# Directions
Your copy of the material below should match it exactly, except that it holds no pictures.

----------------

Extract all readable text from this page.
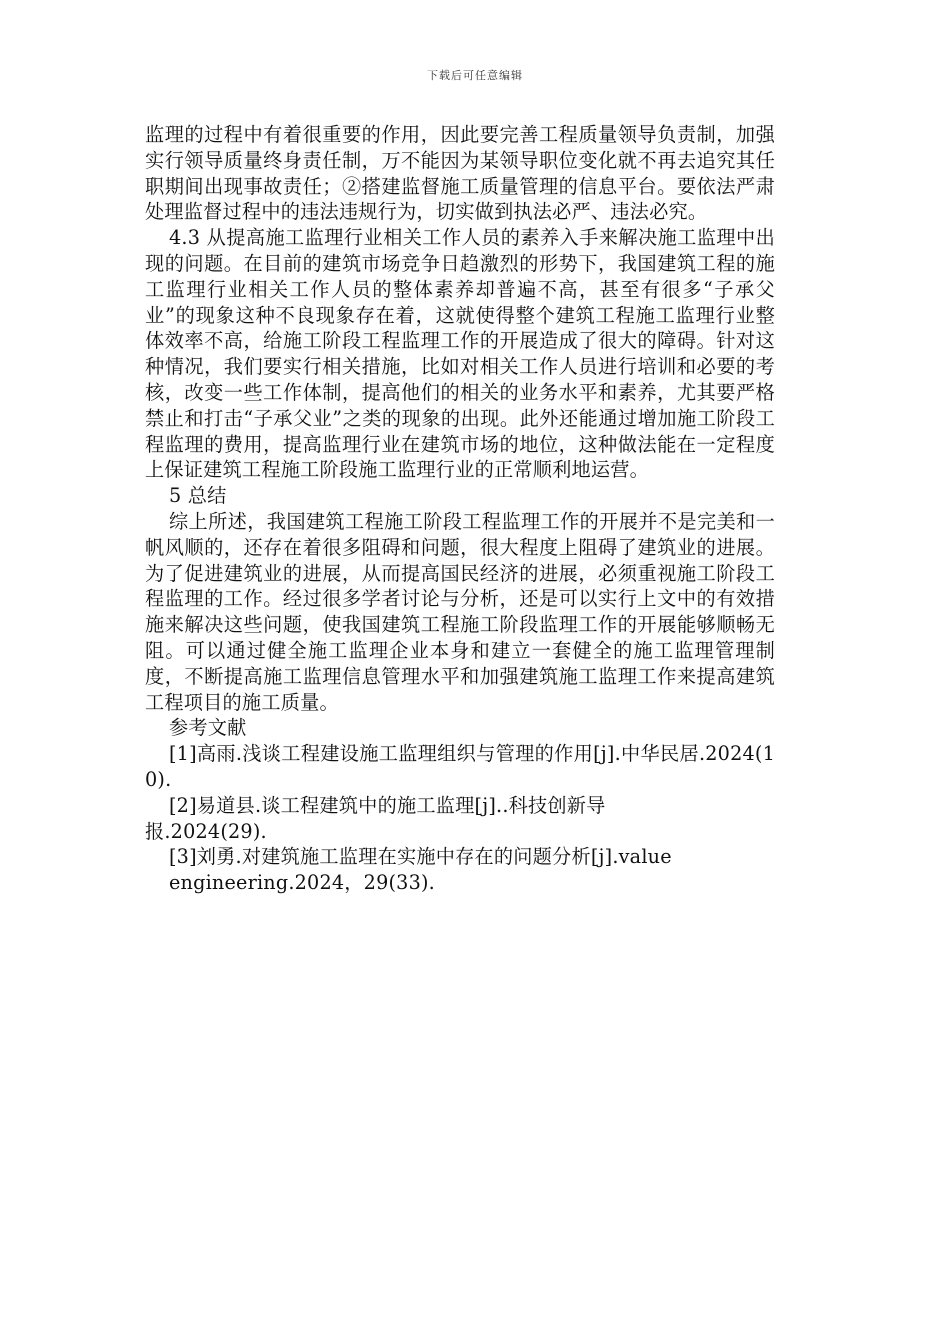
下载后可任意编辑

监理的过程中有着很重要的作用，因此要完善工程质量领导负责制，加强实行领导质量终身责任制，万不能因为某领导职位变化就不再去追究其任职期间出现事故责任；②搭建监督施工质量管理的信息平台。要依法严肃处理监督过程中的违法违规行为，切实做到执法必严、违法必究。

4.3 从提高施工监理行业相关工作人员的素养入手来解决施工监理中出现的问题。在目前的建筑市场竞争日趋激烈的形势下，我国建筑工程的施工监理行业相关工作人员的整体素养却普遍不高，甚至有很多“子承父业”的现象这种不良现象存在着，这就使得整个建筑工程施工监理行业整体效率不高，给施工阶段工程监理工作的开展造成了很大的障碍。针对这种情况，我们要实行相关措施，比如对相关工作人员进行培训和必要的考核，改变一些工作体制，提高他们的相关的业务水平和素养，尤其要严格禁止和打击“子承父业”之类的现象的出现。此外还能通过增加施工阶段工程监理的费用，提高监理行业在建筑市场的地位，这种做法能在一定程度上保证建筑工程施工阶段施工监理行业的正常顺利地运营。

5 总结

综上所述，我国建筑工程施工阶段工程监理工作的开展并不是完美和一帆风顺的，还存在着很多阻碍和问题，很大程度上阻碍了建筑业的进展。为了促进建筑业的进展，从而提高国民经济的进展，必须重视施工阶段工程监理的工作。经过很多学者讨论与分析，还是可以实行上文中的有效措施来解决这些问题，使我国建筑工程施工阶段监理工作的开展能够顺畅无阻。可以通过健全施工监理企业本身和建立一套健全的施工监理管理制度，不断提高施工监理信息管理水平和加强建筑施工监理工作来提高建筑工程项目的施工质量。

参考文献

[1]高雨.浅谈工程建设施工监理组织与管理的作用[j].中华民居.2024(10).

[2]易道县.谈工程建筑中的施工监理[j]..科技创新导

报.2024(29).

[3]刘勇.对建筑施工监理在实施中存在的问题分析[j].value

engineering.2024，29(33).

----------------

# Solved exercise
Extract all readable text from this page.
下载后可任意编辑

监理的过程中有着很重要的作用，因此要完善工程质量领导负责制，加强实行领导质量终身责任制，万不能因为某领导职位变化就不再去追究其任职期间出现事故责任；②搭建监督施工质量管理的信息平台。要依法严肃处理监督过程中的违法违规行为，切实做到执法必严、违法必究。

4.3 从提高施工监理行业相关工作人员的素养入手来解决施工监理中出现的问题。在目前的建筑市场竞争日趋激烈的形势下，我国建筑工程的施工监理行业相关工作人员的整体素养却普遍不高，甚至有很多“子承父业”的现象这种不良现象存在着，这就使得整个建筑工程施工监理行业整体效率不高，给施工阶段工程监理工作的开展造成了很大的障碍。针对这种情况，我们要实行相关措施，比如对相关工作人员进行培训和必要的考核，改变一些工作体制，提高他们的相关的业务水平和素养，尤其要严格禁止和打击“子承父业”之类的现象的出现。此外还能通过增加施工阶段工程监理的费用，提高监理行业在建筑市场的地位，这种做法能在一定程度上保证建筑工程施工阶段施工监理行业的正常顺利地运营。

5 总结

综上所述，我国建筑工程施工阶段工程监理工作的开展并不是完美和一帆风顺的，还存在着很多阻碍和问题，很大程度上阻碍了建筑业的进展。为了促进建筑业的进展，从而提高国民经济的进展，必须重视施工阶段工程监理的工作。经过很多学者讨论与分析，还是可以实行上文中的有效措施来解决这些问题，使我国建筑工程施工阶段监理工作的开展能够顺畅无阻。可以通过健全施工监理企业本身和建立一套健全的施工监理管理制度，不断提高施工监理信息管理水平和加强建筑施工监理工作来提高建筑工程项目的施工质量。

参考文献

[1]高雨.浅谈工程建设施工监理组织与管理的作用[j].中华民居.2024(10).

[2]易道县.谈工程建筑中的施工监理[j]..科技创新导

报.2024(29).

[3]刘勇.对建筑施工监理在实施中存在的问题分析[j].value

engineering.2024，29(33).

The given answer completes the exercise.